*** Supplied entries ***
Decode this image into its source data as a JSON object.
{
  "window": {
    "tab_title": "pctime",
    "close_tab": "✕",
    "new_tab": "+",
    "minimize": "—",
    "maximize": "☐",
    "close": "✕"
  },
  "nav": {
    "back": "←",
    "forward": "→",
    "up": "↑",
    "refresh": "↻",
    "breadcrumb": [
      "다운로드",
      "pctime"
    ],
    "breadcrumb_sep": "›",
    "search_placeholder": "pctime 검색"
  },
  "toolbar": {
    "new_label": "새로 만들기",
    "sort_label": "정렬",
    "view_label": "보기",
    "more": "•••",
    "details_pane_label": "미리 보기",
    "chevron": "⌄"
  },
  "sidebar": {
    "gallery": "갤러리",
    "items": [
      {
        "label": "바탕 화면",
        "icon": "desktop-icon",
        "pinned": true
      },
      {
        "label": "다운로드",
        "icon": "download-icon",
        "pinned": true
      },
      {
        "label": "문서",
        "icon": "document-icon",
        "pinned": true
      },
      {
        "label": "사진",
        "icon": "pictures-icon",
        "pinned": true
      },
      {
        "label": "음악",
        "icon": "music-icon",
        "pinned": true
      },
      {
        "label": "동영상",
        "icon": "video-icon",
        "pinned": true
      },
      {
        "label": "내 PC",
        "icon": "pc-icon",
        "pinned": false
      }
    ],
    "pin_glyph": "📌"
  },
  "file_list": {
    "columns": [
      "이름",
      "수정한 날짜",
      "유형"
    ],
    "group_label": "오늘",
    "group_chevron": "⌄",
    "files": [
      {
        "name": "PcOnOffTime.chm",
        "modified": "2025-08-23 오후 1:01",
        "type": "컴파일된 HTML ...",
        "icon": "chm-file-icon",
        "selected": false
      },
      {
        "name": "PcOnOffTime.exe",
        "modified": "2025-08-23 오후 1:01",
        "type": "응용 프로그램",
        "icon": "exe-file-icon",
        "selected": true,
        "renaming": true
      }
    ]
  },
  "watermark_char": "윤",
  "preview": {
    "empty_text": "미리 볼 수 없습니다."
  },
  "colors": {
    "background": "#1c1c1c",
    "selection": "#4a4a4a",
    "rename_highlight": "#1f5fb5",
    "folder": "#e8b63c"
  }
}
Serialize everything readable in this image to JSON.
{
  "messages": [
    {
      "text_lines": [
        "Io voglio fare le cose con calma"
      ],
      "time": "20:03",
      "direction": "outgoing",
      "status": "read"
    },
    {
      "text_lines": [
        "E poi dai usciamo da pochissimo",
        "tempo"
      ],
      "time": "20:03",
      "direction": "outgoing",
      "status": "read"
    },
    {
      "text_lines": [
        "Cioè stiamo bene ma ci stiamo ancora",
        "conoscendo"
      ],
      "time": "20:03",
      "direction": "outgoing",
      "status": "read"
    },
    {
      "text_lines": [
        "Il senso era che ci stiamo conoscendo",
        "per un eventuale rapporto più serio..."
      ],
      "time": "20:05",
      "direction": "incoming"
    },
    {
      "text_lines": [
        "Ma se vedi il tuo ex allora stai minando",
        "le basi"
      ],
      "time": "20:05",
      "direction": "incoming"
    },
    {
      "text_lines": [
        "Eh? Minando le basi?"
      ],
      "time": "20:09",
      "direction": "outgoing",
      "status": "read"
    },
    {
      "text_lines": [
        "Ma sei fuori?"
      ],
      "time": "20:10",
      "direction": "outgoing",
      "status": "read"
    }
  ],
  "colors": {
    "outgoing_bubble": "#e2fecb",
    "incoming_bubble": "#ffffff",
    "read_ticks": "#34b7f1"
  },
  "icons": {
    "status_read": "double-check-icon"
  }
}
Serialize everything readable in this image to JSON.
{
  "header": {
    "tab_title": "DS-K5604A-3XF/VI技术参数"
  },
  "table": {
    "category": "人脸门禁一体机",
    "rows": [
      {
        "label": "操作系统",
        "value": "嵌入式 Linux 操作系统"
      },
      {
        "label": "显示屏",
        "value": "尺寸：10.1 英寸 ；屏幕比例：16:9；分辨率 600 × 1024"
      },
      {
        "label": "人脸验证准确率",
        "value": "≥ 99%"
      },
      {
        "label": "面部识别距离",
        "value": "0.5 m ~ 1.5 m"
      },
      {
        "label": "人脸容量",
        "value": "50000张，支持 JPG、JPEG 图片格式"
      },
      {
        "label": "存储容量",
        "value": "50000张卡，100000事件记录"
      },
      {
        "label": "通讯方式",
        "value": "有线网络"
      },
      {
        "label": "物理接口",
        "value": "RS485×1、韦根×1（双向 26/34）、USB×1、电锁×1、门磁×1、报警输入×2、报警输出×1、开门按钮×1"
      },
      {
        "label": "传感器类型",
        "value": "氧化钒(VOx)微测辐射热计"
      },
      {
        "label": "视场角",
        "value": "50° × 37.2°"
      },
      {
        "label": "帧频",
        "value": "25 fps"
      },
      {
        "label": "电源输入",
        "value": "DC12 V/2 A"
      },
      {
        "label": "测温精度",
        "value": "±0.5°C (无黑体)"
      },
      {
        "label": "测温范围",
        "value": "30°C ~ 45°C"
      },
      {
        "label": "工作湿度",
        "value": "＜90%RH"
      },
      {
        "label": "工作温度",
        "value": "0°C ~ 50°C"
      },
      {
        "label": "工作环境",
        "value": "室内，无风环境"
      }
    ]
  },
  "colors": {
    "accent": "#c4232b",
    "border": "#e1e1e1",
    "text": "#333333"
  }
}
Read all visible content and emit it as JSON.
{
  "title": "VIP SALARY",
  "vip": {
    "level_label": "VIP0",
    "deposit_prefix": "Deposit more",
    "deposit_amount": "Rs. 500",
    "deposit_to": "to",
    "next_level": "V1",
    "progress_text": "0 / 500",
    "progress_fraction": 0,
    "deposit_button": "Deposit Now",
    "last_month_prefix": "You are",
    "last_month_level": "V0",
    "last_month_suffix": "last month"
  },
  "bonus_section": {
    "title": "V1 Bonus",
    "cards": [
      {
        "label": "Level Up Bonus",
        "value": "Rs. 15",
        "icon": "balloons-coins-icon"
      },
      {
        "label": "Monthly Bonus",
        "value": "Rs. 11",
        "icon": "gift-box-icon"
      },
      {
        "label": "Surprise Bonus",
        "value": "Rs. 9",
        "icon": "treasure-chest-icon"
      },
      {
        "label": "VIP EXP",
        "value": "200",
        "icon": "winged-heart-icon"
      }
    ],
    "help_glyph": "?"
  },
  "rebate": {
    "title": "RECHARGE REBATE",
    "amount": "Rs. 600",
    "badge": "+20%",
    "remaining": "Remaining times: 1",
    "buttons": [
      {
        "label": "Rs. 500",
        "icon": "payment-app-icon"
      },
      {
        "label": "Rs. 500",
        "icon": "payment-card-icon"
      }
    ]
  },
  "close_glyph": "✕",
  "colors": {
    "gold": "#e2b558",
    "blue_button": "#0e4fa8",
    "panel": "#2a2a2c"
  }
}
***
[Task description]
Quote each line above in full, word for word.

[Reply]
Decode this image into its source data as a JSON object.
{
  "window": {
    "tab_title": "pctime",
    "close_tab": "✕",
    "new_tab": "+",
    "minimize": "—",
    "maximize": "☐",
    "close": "✕"
  },
  "nav": {
    "back": "←",
    "forward": "→",
    "up": "↑",
    "refresh": "↻",
    "breadcrumb": [
      "다운로드",
      "pctime"
    ],
    "breadcrumb_sep": "›",
    "search_placeholder": "pctime 검색"
  },
  "toolbar": {
    "new_label": "새로 만들기",
    "sort_label": "정렬",
    "view_label": "보기",
    "more": "•••",
    "details_pane_label": "미리 보기",
    "chevron": "⌄"
  },
  "sidebar": {
    "gallery": "갤러리",
    "items": [
      {
        "label": "바탕 화면",
        "icon": "desktop-icon",
        "pinned": true
      },
      {
        "label": "다운로드",
        "icon": "download-icon",
        "pinned": true
      },
      {
        "label": "문서",
        "icon": "document-icon",
        "pinned": true
      },
      {
        "label": "사진",
        "icon": "pictures-icon",
        "pinned": true
      },
      {
        "label": "음악",
        "icon": "music-icon",
        "pinned": true
      },
      {
        "label": "동영상",
        "icon": "video-icon",
        "pinned": true
      },
      {
        "label": "내 PC",
        "icon": "pc-icon",
        "pinned": false
      }
    ],
    "pin_glyph": "📌"
  },
  "file_list": {
    "columns": [
      "이름",
      "수정한 날짜",
      "유형"
    ],
    "group_label": "오늘",
    "group_chevron": "⌄",
    "files": [
      {
        "name": "PcOnOffTime.chm",
        "modified": "2025-08-23 오후 1:01",
        "type": "컴파일된 HTML ...",
        "icon": "chm-file-icon",
        "selected": false
      },
      {
        "name": "PcOnOffTime.exe",
        "modified": "2025-08-23 오후 1:01",
        "type": "응용 프로그램",
        "icon": "exe-file-icon",
        "selected": true,
        "renaming": true
      }
    ]
  },
  "watermark_char": "윤",
  "preview": {
    "empty_text": "미리 볼 수 없습니다."
  },
  "colors": {
    "background": "#1c1c1c",
    "selection": "#4a4a4a",
    "rename_highlight": "#1f5fb5",
    "folder": "#e8b63c"
  }
}
Serialize everything readable in this image to JSON.
{
  "messages": [
    {
      "text_lines": [
        "Io voglio fare le cose con calma"
      ],
      "time": "20:03",
      "direction": "outgoing",
      "status": "read"
    },
    {
      "text_lines": [
        "E poi dai usciamo da pochissimo",
        "tempo"
      ],
      "time": "20:03",
      "direction": "outgoing",
      "status": "read"
    },
    {
      "text_lines": [
        "Cioè stiamo bene ma ci stiamo ancora",
        "conoscendo"
      ],
      "time": "20:03",
      "direction": "outgoing",
      "status": "read"
    },
    {
      "text_lines": [
        "Il senso era che ci stiamo conoscendo",
        "per un eventuale rapporto più serio..."
      ],
      "time": "20:05",
      "direction": "incoming"
    },
    {
      "text_lines": [
        "Ma se vedi il tuo ex allora stai minando",
        "le basi"
      ],
      "time": "20:05",
      "direction": "incoming"
    },
    {
      "text_lines": [
        "Eh? Minando le basi?"
      ],
      "time": "20:09",
      "direction": "outgoing",
      "status": "read"
    },
    {
      "text_lines": [
        "Ma sei fuori?"
      ],
      "time": "20:10",
      "direction": "outgoing",
      "status": "read"
    }
  ],
  "colors": {
    "outgoing_bubble": "#e2fecb",
    "incoming_bubble": "#ffffff",
    "read_ticks": "#34b7f1"
  },
  "icons": {
    "status_read": "double-check-icon"
  }
}
Serialize everything readable in this image to JSON.
{
  "header": {
    "tab_title": "DS-K5604A-3XF/VI技术参数"
  },
  "table": {
    "category": "人脸门禁一体机",
    "rows": [
      {
        "label": "操作系统",
        "value": "嵌入式 Linux 操作系统"
      },
      {
        "label": "显示屏",
        "value": "尺寸：10.1 英寸 ；屏幕比例：16:9；分辨率 600 × 1024"
      },
      {
        "label": "人脸验证准确率",
        "value": "≥ 99%"
      },
      {
        "label": "面部识别距离",
        "value": "0.5 m ~ 1.5 m"
      },
      {
        "label": "人脸容量",
        "value": "50000张，支持 JPG、JPEG 图片格式"
      },
      {
        "label": "存储容量",
        "value": "50000张卡，100000事件记录"
      },
      {
        "label": "通讯方式",
        "value": "有线网络"
      },
      {
        "label": "物理接口",
        "value": "RS485×1、韦根×1（双向 26/34）、USB×1、电锁×1、门磁×1、报警输入×2、报警输出×1、开门按钮×1"
      },
      {
        "label": "传感器类型",
        "value": "氧化钒(VOx)微测辐射热计"
      },
      {
        "label": "视场角",
        "value": "50° × 37.2°"
      },
      {
        "label": "帧频",
        "value": "25 fps"
      },
      {
        "label": "电源输入",
        "value": "DC12 V/2 A"
      },
      {
        "label": "测温精度",
        "value": "±0.5°C (无黑体)"
      },
      {
        "label": "测温范围",
        "value": "30°C ~ 45°C"
      },
      {
        "label": "工作湿度",
        "value": "＜90%RH"
      },
      {
        "label": "工作温度",
        "value": "0°C ~ 50°C"
      },
      {
        "label": "工作环境",
        "value": "室内，无风环境"
      }
    ]
  },
  "colors": {
    "accent": "#c4232b",
    "border": "#e1e1e1",
    "text": "#333333"
  }
}
Read all visible content and emit it as JSON.
{
  "title": "VIP SALARY",
  "vip": {
    "level_label": "VIP0",
    "deposit_prefix": "Deposit more",
    "deposit_amount": "Rs. 500",
    "deposit_to": "to",
    "next_level": "V1",
    "progress_text": "0 / 500",
    "progress_fraction": 0,
    "deposit_button": "Deposit Now",
    "last_month_prefix": "You are",
    "last_month_level": "V0",
    "last_month_suffix": "last month"
  },
  "bonus_section": {
    "title": "V1 Bonus",
    "cards": [
      {
        "label": "Level Up Bonus",
        "value": "Rs. 15",
        "icon": "balloons-coins-icon"
      },
      {
        "label": "Monthly Bonus",
        "value": "Rs. 11",
        "icon": "gift-box-icon"
      },
      {
        "label": "Surprise Bonus",
        "value": "Rs. 9",
        "icon": "treasure-chest-icon"
      },
      {
        "label": "VIP EXP",
        "value": "200",
        "icon": "winged-heart-icon"
      }
    ],
    "help_glyph": "?"
  },
  "rebate": {
    "title": "RECHARGE REBATE",
    "amount": "Rs. 600",
    "badge": "+20%",
    "remaining": "Remaining times: 1",
    "buttons": [
      {
        "label": "Rs. 500",
        "icon": "payment-app-icon"
      },
      {
        "label": "Rs. 500",
        "icon": "payment-card-icon"
      }
    ]
  },
  "close_glyph": "✕",
  "colors": {
    "gold": "#e2b558",
    "blue_button": "#0e4fa8",
    "panel": "#2a2a2c"
  }
}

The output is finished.